— start of Input —

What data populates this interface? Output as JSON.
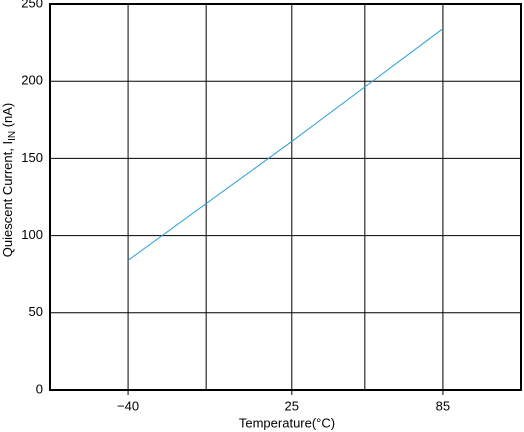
{
  "chart_data": {
    "type": "line",
    "xlabel": "Temperature(°C)",
    "ylabel": "Quiescent Current, I",
    "ylabel_sub": "IN",
    "ylabel_tail": " (nA)",
    "x": [
      -40,
      25,
      85
    ],
    "series": [
      {
        "color": "#2a9fd6",
        "values": [
          84,
          161,
          234
        ]
      }
    ],
    "xlim": [
      -71,
      116
    ],
    "xticks": [
      {
        "value": -40,
        "label": "−40"
      },
      25,
      85
    ],
    "x_minor_grid": [
      -9,
      54
    ],
    "ylim": [
      0,
      250
    ],
    "yticks": [
      0,
      50,
      100,
      150,
      200,
      250
    ],
    "grid": true
  }
}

— end of Input —

** Goal **
Would you mind returning each entry above word for word, skipping the images?

** Answer for the task **
What data populates this interface? Output as JSON.
{
  "chart_data": {
    "type": "line",
    "xlabel": "Temperature(°C)",
    "ylabel": "Quiescent Current, I",
    "ylabel_sub": "IN",
    "ylabel_tail": " (nA)",
    "x": [
      -40,
      25,
      85
    ],
    "series": [
      {
        "color": "#2a9fd6",
        "values": [
          84,
          161,
          234
        ]
      }
    ],
    "xlim": [
      -71,
      116
    ],
    "xticks": [
      {
        "value": -40,
        "label": "−40"
      },
      25,
      85
    ],
    "x_minor_grid": [
      -9,
      54
    ],
    "ylim": [
      0,
      250
    ],
    "yticks": [
      0,
      50,
      100,
      150,
      200,
      250
    ],
    "grid": true
  }
}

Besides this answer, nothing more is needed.